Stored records
***

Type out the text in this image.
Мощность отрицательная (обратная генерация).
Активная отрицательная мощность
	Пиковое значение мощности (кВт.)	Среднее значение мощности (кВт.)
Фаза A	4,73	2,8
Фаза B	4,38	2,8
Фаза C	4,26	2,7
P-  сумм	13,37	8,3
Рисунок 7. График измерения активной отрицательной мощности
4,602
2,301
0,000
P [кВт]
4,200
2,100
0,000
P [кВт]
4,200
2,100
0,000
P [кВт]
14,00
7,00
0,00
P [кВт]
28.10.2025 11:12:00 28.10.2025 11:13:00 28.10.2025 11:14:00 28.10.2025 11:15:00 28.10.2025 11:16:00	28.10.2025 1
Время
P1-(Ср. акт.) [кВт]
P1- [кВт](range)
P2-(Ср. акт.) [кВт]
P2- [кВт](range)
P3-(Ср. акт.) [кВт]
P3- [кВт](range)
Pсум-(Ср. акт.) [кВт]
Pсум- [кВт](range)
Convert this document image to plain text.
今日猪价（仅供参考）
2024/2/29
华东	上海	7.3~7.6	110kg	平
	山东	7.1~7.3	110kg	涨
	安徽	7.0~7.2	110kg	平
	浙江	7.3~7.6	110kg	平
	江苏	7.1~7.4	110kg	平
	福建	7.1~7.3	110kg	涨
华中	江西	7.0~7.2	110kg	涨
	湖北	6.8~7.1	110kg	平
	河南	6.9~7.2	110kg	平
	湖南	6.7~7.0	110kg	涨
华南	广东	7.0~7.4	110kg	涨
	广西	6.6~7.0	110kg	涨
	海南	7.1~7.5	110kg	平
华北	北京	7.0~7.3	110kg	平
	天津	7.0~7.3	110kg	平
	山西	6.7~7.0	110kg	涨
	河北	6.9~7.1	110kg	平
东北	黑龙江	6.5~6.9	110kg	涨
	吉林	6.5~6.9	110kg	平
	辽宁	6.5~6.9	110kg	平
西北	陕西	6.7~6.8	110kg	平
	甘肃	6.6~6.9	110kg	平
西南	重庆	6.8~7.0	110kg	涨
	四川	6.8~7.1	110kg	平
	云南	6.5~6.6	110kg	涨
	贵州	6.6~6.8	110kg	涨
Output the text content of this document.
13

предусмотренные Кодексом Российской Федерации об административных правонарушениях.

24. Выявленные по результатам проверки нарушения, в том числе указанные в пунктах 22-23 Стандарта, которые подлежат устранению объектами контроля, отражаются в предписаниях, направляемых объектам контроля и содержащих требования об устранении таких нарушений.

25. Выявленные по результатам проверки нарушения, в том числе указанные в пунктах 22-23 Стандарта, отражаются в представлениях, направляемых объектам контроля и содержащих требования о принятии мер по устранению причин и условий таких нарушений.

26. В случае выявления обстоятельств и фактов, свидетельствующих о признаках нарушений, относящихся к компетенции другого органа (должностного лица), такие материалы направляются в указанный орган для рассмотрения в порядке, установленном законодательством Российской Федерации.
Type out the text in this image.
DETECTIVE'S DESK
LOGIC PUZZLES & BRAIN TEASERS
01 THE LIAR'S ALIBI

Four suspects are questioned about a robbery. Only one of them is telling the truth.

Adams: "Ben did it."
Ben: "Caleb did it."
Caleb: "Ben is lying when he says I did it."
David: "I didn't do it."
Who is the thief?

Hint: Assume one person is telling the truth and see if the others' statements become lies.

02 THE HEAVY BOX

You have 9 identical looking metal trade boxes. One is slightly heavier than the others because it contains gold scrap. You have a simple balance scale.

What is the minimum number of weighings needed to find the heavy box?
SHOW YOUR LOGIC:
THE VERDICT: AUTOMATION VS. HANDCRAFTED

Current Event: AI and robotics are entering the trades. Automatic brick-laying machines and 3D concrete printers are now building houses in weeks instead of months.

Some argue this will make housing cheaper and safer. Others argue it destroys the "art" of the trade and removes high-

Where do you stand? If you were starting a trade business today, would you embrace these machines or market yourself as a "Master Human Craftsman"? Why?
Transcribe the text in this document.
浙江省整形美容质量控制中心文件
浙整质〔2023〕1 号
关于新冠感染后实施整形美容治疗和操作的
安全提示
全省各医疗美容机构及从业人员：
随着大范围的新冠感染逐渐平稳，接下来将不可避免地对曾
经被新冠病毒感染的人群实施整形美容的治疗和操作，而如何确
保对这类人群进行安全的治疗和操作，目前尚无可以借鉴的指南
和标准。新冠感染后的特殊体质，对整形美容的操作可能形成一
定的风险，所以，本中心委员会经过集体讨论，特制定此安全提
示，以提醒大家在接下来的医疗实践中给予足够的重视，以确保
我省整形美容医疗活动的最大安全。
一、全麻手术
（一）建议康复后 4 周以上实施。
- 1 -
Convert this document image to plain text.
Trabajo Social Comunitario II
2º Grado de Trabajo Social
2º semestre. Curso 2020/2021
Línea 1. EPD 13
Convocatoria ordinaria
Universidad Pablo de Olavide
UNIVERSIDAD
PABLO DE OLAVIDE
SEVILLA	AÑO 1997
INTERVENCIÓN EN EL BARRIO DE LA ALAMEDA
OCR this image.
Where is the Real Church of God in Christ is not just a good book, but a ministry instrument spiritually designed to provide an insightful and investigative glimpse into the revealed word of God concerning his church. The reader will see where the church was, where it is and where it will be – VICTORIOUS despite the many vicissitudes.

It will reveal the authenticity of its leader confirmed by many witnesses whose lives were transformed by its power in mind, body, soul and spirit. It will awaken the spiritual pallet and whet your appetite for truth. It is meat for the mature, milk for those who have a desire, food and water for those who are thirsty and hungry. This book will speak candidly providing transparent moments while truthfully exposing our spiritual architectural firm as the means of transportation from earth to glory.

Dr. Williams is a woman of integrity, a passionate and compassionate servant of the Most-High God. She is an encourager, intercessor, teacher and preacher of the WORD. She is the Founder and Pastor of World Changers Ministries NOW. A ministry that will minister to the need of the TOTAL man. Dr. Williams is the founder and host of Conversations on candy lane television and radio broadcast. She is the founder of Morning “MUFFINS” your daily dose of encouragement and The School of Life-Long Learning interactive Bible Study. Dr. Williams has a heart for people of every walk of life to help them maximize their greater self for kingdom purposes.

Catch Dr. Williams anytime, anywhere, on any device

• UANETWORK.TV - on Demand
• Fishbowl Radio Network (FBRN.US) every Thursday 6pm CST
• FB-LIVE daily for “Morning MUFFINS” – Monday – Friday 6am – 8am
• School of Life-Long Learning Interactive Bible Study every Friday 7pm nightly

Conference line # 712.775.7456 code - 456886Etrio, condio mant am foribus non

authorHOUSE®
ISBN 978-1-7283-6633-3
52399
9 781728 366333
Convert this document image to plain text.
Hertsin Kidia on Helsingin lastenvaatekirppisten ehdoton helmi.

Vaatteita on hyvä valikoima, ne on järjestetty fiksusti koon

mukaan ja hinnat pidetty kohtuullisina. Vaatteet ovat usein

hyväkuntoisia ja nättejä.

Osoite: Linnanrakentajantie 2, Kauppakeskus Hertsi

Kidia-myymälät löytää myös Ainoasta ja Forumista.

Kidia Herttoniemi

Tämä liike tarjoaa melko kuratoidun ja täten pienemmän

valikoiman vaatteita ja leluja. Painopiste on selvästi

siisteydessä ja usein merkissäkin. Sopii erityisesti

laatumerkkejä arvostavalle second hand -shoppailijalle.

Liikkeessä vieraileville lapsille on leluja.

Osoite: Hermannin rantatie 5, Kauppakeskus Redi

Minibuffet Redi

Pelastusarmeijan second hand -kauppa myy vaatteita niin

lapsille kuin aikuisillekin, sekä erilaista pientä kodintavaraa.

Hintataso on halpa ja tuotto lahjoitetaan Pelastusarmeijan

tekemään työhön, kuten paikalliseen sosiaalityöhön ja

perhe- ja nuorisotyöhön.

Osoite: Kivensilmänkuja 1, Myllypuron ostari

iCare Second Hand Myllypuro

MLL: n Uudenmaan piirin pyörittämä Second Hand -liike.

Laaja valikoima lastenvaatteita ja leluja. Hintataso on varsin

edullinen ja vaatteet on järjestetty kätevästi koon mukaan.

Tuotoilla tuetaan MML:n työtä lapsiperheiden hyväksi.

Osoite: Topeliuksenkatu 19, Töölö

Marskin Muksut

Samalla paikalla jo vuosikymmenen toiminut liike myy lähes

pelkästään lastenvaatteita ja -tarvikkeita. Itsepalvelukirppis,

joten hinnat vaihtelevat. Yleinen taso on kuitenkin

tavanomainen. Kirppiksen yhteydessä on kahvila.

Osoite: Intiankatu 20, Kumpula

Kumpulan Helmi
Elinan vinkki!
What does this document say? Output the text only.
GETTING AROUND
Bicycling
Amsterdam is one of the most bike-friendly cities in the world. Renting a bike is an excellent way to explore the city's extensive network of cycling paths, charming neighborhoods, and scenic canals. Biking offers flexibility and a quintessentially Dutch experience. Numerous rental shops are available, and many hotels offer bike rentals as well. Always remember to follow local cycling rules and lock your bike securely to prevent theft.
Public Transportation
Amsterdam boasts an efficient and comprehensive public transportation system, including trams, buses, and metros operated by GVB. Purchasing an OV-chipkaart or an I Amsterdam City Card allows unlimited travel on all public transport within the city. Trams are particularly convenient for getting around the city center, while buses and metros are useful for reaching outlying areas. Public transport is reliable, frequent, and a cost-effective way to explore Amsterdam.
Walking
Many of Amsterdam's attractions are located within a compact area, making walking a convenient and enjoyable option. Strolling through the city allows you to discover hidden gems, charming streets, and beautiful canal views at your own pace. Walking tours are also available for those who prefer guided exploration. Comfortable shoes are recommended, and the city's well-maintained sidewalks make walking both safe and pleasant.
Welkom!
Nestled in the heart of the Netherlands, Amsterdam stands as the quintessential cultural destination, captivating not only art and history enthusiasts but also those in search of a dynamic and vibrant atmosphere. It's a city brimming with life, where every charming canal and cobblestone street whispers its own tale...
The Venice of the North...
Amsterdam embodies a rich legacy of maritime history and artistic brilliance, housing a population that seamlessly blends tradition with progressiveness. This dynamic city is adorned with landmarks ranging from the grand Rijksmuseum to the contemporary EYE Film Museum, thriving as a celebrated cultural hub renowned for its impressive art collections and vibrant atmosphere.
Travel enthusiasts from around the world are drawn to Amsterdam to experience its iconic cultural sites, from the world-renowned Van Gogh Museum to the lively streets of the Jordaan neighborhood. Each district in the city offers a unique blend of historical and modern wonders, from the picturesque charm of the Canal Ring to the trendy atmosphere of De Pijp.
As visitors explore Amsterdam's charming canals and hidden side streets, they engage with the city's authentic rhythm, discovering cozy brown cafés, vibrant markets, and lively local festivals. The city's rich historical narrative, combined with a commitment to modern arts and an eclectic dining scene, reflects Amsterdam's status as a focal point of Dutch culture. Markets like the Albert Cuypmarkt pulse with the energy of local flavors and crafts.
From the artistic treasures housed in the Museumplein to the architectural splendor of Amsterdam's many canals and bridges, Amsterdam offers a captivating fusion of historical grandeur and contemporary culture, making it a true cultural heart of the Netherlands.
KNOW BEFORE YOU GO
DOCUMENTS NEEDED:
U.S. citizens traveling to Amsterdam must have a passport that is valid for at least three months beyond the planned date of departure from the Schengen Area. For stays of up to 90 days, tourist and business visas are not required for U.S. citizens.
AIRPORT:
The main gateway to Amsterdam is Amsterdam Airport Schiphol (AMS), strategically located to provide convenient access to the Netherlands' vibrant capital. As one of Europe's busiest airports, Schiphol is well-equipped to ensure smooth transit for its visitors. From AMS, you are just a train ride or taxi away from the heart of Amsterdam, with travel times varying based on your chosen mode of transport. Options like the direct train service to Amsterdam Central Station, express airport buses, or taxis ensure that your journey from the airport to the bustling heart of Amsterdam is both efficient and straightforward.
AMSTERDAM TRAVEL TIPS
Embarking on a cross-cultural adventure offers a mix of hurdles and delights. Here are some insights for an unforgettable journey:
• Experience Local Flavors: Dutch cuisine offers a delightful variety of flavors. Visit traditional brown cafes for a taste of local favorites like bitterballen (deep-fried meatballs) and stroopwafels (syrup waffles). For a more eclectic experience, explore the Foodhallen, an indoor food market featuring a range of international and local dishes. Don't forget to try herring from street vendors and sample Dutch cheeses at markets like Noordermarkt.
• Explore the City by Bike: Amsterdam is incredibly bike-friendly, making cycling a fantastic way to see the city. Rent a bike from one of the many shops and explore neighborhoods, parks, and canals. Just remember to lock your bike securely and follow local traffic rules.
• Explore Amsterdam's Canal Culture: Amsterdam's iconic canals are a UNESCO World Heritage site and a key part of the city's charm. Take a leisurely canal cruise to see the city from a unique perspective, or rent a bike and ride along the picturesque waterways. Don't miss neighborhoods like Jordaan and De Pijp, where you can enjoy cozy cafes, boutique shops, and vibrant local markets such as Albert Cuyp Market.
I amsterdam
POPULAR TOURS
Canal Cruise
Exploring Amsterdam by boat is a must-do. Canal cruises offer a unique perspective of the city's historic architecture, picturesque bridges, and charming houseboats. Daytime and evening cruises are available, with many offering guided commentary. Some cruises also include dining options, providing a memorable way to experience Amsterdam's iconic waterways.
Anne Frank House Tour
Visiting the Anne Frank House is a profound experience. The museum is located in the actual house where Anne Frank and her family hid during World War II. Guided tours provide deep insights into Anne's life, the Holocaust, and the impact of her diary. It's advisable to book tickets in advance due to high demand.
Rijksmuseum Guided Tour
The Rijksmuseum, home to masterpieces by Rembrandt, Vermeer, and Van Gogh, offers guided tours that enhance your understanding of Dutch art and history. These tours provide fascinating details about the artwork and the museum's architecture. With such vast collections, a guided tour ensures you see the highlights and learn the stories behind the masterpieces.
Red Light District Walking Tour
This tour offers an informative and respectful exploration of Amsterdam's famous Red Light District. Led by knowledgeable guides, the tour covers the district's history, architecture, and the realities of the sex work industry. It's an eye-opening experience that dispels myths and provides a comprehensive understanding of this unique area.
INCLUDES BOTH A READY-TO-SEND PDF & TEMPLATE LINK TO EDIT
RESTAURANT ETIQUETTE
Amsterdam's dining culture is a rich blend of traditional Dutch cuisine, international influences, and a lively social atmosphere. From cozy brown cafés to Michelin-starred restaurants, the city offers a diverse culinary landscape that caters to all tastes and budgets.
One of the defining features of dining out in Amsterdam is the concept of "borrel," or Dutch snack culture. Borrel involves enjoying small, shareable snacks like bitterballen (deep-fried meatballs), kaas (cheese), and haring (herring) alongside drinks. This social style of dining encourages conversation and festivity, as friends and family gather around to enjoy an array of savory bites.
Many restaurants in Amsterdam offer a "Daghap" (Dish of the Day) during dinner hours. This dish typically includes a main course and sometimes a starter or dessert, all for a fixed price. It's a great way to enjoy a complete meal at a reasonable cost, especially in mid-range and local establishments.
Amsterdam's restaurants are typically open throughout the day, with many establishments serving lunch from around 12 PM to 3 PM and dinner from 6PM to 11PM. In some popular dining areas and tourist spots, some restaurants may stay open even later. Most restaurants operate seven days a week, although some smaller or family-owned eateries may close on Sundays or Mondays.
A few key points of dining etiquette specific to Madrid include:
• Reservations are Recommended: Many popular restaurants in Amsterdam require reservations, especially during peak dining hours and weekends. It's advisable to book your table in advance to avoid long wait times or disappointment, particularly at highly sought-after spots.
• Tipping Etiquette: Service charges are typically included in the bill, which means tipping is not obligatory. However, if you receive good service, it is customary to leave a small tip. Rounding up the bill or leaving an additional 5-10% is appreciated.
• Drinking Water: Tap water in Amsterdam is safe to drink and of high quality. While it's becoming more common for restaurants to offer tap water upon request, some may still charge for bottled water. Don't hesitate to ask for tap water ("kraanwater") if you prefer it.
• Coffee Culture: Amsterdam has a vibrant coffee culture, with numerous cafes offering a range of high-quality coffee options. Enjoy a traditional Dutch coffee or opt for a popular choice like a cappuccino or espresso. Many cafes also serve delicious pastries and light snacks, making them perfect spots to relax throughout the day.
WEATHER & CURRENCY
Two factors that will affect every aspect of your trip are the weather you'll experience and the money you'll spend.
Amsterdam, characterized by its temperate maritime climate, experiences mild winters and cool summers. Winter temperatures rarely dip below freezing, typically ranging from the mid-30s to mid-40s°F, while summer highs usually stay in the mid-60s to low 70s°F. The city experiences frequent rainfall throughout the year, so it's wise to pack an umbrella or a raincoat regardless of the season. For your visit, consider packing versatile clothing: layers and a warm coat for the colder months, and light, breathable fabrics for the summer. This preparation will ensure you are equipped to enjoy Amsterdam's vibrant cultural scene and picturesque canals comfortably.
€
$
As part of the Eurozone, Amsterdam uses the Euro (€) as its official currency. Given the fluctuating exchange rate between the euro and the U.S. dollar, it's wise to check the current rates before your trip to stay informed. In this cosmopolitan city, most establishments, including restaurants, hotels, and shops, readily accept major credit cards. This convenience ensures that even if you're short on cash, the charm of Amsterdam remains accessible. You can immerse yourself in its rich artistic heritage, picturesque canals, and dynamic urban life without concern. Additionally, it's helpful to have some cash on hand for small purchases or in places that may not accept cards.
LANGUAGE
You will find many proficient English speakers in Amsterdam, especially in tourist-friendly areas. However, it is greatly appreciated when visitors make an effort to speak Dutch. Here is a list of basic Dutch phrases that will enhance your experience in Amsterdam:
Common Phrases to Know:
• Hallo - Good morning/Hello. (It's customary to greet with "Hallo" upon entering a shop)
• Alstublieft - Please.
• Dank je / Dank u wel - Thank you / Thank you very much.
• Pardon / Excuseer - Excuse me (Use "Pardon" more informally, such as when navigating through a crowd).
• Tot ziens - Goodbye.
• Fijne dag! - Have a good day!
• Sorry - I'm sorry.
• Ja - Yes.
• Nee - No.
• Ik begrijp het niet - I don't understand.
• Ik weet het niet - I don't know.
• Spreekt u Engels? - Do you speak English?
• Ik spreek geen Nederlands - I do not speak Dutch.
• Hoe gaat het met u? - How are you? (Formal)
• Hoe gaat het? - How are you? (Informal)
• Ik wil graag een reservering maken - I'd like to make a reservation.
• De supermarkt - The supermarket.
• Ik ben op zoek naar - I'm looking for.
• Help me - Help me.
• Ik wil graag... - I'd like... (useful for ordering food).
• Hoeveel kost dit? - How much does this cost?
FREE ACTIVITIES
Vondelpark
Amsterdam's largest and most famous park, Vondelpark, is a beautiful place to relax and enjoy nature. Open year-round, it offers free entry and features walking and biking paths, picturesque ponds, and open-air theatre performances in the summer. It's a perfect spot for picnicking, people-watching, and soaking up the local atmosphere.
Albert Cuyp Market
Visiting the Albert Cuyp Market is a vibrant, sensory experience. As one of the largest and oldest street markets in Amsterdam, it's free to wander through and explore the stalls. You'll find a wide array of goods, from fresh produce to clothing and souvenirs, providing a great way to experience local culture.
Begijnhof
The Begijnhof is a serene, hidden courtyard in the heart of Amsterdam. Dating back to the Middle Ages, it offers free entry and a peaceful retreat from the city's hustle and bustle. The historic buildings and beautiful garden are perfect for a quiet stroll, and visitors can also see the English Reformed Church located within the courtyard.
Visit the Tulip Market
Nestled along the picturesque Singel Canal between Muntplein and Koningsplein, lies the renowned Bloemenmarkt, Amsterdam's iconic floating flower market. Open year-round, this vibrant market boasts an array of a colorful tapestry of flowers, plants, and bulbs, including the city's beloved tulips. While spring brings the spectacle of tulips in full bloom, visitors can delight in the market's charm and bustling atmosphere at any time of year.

***

Tell how many lines of the records above hold the string "Hintataso". Give no other text.

◆ WORKED ANSWER: 2